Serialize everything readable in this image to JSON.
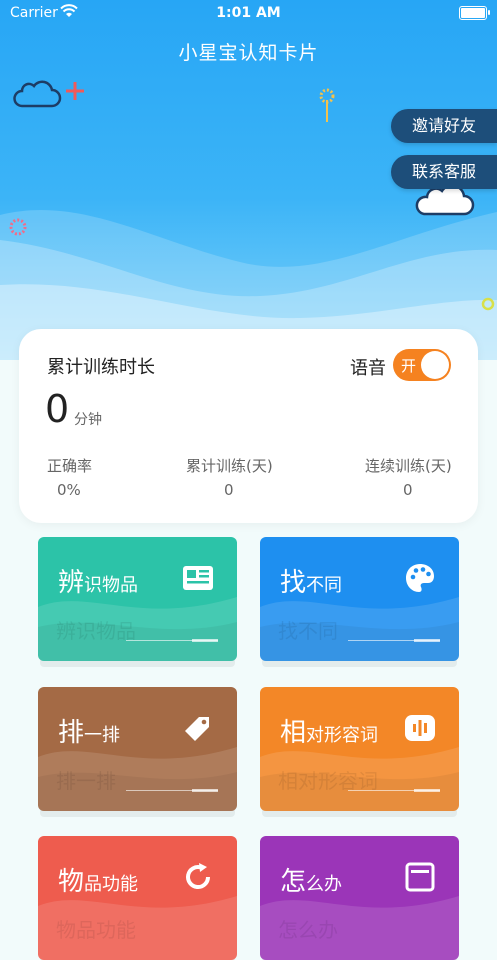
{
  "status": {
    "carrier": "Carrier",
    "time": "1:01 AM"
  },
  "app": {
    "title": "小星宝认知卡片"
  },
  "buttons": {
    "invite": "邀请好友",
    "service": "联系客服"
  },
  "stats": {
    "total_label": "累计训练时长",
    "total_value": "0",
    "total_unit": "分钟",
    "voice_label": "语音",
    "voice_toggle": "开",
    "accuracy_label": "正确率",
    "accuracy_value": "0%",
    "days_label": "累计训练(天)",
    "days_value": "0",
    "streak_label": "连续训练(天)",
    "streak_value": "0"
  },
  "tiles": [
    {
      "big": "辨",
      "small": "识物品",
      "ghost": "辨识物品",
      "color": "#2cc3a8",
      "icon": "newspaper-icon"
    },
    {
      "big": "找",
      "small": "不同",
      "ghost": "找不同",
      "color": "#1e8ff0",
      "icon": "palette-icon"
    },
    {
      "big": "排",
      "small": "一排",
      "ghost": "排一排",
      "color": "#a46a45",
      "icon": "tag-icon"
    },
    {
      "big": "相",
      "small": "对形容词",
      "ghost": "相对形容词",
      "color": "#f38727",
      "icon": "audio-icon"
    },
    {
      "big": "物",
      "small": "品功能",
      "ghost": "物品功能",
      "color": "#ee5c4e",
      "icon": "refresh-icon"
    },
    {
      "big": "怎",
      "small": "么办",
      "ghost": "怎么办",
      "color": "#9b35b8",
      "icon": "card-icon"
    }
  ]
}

————

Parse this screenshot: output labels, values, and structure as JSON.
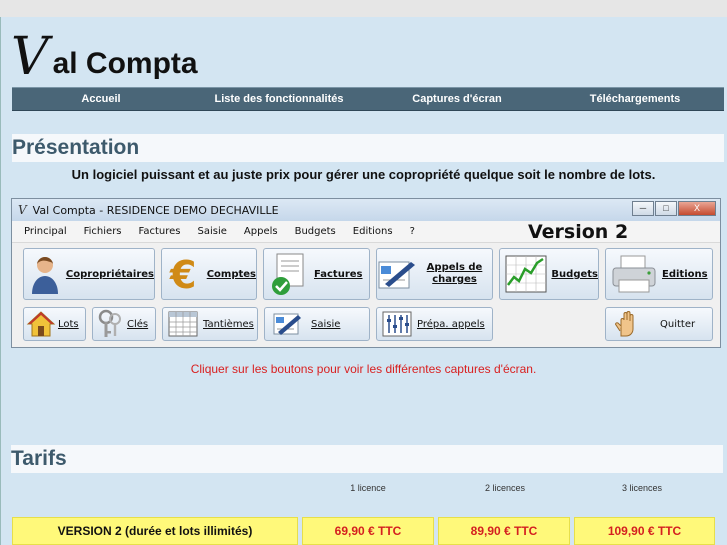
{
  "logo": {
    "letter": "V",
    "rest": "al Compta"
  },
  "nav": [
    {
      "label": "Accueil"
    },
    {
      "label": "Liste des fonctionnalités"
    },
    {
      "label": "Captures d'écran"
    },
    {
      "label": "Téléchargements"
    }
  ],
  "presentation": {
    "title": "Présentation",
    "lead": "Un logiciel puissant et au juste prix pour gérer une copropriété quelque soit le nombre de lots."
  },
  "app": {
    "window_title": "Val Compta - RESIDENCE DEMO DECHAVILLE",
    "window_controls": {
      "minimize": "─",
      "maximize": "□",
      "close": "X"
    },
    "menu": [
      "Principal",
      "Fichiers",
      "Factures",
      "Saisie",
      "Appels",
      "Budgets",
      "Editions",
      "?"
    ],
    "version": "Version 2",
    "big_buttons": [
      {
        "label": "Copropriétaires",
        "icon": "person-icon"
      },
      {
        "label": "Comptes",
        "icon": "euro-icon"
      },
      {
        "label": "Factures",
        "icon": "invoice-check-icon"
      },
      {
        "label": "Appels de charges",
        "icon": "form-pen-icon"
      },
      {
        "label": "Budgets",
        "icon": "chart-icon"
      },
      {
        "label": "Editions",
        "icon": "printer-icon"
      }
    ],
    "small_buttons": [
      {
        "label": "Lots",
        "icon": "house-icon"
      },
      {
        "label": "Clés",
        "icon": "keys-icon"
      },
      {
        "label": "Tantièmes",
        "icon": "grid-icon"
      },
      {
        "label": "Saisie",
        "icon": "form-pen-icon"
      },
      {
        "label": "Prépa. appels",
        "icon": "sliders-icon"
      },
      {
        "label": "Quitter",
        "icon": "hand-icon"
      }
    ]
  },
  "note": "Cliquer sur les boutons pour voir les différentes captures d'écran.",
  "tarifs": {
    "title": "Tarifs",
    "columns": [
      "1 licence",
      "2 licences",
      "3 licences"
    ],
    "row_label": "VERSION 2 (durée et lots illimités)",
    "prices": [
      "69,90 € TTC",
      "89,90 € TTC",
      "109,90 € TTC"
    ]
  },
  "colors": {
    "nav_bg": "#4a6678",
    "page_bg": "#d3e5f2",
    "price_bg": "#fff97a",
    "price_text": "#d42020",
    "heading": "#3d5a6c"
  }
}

————

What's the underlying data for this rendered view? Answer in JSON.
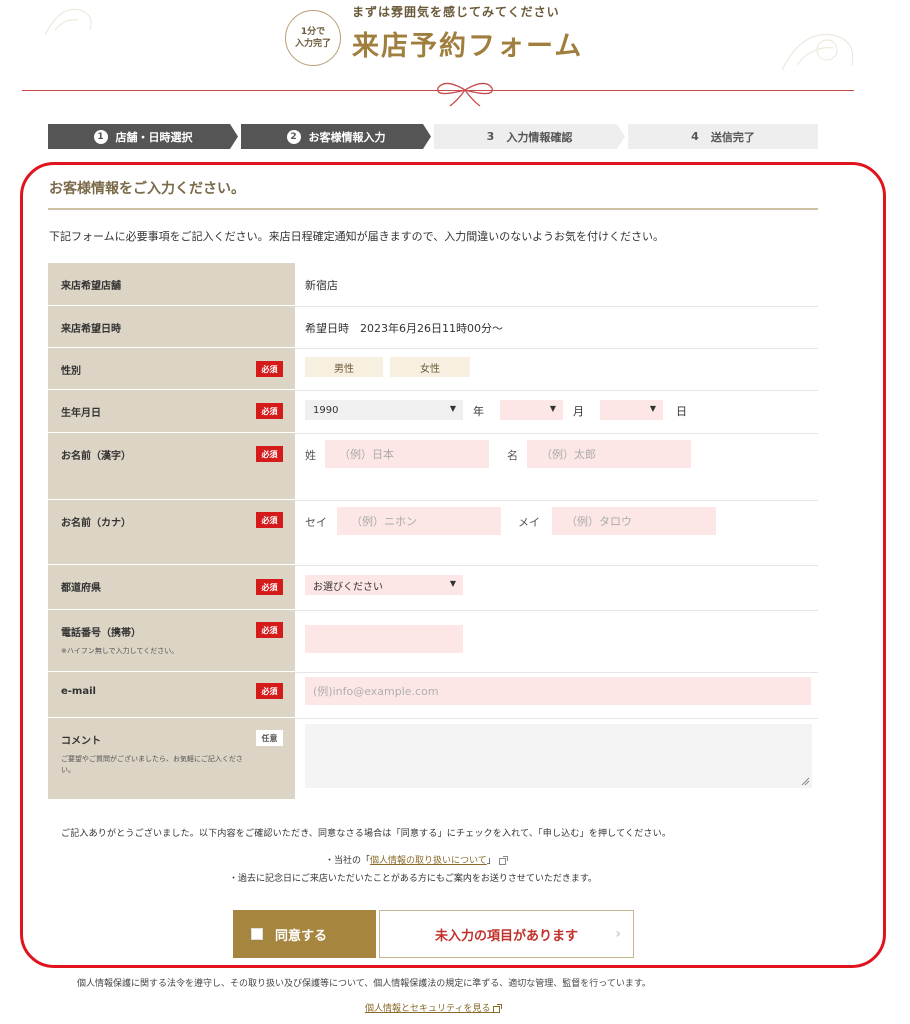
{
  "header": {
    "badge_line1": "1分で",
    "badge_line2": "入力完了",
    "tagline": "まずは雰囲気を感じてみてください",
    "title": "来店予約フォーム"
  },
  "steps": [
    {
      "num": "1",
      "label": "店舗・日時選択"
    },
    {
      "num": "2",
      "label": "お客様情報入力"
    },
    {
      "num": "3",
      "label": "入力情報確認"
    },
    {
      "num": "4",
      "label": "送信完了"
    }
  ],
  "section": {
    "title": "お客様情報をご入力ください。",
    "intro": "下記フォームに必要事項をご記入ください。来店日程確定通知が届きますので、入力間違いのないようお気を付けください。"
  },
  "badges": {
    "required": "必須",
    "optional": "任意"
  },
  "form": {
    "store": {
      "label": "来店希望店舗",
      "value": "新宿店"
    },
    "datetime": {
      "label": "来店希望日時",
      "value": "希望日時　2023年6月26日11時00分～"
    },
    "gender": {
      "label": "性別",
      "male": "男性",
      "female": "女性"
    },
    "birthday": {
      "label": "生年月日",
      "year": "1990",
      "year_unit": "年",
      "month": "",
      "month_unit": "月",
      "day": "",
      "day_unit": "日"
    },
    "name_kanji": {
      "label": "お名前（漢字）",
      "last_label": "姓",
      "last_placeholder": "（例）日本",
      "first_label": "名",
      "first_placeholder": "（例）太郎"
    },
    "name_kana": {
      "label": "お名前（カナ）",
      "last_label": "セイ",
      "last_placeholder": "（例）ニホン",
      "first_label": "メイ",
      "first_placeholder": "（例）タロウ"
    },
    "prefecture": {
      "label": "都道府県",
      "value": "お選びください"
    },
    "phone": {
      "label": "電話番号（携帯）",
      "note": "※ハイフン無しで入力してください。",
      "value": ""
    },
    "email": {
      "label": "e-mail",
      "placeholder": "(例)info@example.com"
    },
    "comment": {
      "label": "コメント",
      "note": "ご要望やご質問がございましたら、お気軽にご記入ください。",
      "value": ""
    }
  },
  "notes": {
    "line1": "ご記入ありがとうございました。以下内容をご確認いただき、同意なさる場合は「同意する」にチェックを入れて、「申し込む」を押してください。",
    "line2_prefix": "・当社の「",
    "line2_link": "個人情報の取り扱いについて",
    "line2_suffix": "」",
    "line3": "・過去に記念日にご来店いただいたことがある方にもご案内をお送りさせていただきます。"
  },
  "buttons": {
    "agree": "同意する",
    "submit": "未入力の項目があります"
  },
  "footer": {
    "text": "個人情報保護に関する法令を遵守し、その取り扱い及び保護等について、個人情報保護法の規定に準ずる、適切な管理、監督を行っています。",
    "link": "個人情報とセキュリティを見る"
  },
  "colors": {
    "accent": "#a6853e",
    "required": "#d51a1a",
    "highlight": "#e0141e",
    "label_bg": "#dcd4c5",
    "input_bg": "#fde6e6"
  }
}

————

GOAL:
Search the data for "pour" and list every line in which it occurs.

PROBLEM SOLUTION:
    "lead": "Un logiciel puissant et au juste prix pour gérer une copropriété quelque soit le nombre de lots."
  "note": "Cliquer sur les boutons pour voir les différentes captures d'écran.",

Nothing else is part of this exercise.